DIRECTIVE
Copy the items verbatim, starting with the first line and ending with the line that contains "323, 462, 345]", including both of those lines.

Entries for labeled regions:
------------------------------------------------------------

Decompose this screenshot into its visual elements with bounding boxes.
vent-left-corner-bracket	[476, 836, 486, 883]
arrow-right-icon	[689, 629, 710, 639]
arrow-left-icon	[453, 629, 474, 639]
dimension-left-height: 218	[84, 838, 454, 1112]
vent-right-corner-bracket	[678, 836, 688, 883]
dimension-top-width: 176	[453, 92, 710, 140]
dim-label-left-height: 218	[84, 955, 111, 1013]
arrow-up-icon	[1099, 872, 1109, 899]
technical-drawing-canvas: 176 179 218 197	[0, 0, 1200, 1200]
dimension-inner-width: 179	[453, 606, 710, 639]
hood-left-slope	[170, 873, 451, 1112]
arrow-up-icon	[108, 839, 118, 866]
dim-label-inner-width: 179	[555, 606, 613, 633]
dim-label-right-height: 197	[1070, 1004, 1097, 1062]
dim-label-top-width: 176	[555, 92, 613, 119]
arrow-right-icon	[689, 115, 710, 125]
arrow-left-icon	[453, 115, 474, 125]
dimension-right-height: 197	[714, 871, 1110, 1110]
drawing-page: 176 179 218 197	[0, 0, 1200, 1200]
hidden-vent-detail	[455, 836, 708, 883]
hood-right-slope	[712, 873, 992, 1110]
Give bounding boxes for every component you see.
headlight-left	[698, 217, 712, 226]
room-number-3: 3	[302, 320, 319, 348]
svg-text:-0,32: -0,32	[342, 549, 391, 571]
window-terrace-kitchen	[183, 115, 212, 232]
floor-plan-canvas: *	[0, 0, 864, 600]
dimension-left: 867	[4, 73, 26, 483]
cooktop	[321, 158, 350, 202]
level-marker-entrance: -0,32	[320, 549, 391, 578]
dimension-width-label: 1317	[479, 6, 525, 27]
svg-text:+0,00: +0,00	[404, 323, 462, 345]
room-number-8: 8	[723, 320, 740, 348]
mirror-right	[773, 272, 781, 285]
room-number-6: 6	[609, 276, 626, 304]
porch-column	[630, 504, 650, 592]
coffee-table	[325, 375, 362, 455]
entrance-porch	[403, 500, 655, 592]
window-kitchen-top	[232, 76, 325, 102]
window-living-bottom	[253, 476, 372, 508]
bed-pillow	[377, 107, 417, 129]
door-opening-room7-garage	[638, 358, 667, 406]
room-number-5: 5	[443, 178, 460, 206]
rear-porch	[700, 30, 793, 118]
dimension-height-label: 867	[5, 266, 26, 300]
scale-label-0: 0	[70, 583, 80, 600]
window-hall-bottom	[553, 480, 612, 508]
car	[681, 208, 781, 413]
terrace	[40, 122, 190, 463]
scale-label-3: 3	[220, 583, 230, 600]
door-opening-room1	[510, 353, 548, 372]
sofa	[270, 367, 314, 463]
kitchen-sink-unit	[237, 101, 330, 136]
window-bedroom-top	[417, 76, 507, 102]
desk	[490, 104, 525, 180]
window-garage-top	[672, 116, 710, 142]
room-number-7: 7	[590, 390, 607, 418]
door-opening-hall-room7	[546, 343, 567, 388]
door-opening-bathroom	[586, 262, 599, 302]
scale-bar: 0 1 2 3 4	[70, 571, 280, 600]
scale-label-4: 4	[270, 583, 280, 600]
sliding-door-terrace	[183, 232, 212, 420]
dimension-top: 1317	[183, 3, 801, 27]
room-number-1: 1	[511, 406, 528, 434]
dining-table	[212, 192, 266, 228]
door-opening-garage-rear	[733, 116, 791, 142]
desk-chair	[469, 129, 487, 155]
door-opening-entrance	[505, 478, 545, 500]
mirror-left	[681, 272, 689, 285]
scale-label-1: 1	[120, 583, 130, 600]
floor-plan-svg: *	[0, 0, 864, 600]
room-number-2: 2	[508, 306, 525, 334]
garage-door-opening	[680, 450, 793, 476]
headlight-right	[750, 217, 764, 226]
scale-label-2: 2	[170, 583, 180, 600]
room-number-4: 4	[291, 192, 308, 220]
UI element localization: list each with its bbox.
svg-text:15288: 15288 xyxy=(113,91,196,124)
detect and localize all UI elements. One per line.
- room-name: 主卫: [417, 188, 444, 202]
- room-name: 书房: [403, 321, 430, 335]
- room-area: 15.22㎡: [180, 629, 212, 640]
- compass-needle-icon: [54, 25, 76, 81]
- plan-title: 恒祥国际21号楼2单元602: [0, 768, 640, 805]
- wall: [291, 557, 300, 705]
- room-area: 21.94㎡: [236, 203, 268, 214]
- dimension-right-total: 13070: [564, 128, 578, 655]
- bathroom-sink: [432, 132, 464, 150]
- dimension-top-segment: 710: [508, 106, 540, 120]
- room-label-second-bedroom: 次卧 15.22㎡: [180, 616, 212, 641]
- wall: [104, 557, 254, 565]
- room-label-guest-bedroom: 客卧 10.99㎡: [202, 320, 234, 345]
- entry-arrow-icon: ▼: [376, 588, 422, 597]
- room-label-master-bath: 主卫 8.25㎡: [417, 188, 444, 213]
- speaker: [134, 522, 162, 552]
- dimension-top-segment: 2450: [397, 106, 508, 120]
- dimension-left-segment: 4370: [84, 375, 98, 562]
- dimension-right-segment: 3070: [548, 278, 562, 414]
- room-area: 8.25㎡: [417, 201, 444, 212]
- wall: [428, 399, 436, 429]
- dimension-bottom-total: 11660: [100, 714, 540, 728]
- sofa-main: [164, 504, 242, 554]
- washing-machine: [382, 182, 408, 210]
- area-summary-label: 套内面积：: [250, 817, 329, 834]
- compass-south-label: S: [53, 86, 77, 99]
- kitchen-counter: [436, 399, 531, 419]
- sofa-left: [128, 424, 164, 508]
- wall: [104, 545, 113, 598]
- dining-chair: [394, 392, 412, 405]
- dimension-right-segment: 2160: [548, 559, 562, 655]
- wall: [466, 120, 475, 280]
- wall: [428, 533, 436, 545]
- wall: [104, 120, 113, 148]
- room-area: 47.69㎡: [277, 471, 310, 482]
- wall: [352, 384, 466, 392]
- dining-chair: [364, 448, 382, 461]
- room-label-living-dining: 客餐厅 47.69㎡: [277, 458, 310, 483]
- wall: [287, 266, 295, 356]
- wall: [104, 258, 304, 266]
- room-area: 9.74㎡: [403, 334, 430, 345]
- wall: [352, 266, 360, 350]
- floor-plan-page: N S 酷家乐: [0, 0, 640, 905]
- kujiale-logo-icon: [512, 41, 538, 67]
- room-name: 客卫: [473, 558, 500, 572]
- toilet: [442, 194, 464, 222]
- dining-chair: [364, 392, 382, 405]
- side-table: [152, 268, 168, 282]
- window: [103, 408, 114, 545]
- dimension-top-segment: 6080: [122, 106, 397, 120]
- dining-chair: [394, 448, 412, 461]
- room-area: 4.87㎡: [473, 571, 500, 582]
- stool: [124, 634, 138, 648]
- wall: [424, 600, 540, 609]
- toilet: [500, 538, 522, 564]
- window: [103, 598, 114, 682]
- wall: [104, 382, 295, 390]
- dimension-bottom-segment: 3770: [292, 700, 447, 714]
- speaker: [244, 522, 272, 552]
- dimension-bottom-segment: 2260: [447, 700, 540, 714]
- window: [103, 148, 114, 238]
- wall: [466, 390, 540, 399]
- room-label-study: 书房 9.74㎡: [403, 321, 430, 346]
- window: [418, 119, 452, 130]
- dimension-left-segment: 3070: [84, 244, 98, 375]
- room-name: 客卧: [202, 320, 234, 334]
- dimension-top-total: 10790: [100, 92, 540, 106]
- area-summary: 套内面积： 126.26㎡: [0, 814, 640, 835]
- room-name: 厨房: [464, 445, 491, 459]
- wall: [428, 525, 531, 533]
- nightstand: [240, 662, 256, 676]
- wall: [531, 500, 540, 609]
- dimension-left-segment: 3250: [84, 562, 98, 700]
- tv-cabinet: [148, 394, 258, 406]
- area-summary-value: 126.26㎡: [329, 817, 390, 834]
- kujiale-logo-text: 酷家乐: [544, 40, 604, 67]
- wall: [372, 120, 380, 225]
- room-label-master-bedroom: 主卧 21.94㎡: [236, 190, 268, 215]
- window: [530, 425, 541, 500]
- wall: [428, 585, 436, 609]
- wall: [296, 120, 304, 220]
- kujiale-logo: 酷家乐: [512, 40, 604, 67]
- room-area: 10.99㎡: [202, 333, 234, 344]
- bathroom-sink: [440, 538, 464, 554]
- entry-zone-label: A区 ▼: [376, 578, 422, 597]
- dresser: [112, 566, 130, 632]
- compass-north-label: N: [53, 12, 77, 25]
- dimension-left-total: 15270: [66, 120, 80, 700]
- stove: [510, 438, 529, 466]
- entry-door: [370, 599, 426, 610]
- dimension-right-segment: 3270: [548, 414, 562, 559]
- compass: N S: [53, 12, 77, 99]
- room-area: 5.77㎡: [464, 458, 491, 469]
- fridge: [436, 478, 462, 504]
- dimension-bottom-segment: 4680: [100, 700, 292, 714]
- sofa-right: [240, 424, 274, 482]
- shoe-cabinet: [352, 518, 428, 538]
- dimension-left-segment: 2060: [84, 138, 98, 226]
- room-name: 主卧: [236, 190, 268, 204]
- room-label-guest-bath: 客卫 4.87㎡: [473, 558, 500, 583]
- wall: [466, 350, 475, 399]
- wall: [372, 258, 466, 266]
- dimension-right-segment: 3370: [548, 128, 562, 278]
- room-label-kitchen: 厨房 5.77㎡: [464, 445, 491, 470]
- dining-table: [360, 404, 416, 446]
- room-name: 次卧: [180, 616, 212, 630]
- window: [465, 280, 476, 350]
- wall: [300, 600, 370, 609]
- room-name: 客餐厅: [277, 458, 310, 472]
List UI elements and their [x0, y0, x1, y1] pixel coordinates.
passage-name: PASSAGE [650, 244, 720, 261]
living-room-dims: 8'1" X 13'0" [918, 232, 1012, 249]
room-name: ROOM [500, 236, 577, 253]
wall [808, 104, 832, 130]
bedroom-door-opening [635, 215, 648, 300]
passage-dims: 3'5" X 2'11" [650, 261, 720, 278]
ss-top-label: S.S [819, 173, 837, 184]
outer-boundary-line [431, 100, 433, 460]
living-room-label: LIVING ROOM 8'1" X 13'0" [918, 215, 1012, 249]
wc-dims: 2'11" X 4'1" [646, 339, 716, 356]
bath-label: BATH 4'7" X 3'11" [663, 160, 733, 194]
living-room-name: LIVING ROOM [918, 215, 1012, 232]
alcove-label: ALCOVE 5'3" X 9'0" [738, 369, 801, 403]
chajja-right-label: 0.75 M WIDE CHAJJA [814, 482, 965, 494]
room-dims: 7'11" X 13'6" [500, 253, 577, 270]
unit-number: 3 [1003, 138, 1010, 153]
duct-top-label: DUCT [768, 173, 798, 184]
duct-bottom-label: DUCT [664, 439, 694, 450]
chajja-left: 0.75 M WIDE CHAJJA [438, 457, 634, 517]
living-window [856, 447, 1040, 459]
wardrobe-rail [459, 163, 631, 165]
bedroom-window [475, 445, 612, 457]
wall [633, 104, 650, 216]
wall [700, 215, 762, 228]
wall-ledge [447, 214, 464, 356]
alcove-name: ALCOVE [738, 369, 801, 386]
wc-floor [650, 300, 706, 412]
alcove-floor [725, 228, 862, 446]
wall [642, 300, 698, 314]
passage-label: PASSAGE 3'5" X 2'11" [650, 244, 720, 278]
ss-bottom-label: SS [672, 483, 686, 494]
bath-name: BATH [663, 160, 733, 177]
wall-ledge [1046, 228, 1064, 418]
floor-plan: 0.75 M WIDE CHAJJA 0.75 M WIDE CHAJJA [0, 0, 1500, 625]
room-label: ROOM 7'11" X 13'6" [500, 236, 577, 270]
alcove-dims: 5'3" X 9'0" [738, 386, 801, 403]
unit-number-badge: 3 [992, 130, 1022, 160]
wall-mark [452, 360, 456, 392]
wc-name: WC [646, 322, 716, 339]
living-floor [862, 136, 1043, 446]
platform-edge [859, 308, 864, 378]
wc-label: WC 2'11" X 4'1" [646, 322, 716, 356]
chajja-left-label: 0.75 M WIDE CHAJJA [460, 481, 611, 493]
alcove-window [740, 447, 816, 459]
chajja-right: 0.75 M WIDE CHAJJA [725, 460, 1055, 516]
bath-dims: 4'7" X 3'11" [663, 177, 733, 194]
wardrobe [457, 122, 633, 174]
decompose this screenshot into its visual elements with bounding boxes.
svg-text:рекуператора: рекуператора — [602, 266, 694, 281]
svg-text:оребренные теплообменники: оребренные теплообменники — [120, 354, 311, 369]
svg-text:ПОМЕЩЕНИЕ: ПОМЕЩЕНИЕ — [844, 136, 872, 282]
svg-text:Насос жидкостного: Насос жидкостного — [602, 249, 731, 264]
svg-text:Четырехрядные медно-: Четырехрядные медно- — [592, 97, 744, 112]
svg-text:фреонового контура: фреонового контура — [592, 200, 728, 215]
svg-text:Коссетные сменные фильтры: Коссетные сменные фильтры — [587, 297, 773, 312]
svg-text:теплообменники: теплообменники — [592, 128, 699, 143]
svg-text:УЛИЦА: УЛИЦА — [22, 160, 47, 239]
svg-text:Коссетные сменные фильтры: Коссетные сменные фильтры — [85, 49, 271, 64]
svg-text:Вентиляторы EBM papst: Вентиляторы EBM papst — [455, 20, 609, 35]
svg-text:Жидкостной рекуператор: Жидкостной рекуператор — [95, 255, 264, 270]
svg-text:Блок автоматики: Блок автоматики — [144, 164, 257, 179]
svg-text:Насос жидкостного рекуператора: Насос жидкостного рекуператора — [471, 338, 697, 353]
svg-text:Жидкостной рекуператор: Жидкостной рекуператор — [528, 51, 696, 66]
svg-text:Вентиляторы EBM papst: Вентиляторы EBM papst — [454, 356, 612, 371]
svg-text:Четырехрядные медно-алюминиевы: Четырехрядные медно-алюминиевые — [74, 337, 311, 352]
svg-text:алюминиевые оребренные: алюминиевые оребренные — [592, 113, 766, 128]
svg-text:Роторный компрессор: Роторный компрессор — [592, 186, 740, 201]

------------------------------------------------------------

THE RESPONSE
Decompose this screenshot into its visual elements with bounding boxes.
vent-left-corner-bracket	[476, 836, 486, 883]
arrow-right-icon	[689, 629, 710, 639]
arrow-left-icon	[453, 629, 474, 639]
dimension-left-height: 218	[84, 838, 454, 1112]
vent-right-corner-bracket	[678, 836, 688, 883]
dimension-top-width: 176	[453, 92, 710, 140]
dim-label-left-height: 218	[84, 955, 111, 1013]
arrow-up-icon	[1099, 872, 1109, 899]
technical-drawing-canvas: 176 179 218 197	[0, 0, 1200, 1200]
dimension-inner-width: 179	[453, 606, 710, 639]
hood-left-slope	[170, 873, 451, 1112]
arrow-up-icon	[108, 839, 118, 866]
dim-label-inner-width: 179	[555, 606, 613, 633]
dim-label-right-height: 197	[1070, 1004, 1097, 1062]
dim-label-top-width: 176	[555, 92, 613, 119]
arrow-right-icon	[689, 115, 710, 125]
arrow-left-icon	[453, 115, 474, 125]
dimension-right-height: 197	[714, 871, 1110, 1110]
drawing-page: 176 179 218 197	[0, 0, 1200, 1200]
hidden-vent-detail	[455, 836, 708, 883]
hood-right-slope	[712, 873, 992, 1110]
Give bounding boxes for every component you see.
headlight-left	[698, 217, 712, 226]
room-number-3: 3	[302, 320, 319, 348]
svg-text:-0,32: -0,32	[342, 549, 391, 571]
window-terrace-kitchen	[183, 115, 212, 232]
floor-plan-canvas: *	[0, 0, 864, 600]
dimension-left: 867	[4, 73, 26, 483]
cooktop	[321, 158, 350, 202]
level-marker-entrance: -0,32	[320, 549, 391, 578]
dimension-width-label: 1317	[479, 6, 525, 27]
svg-text:+0,00: +0,00	[404, 323, 462, 345]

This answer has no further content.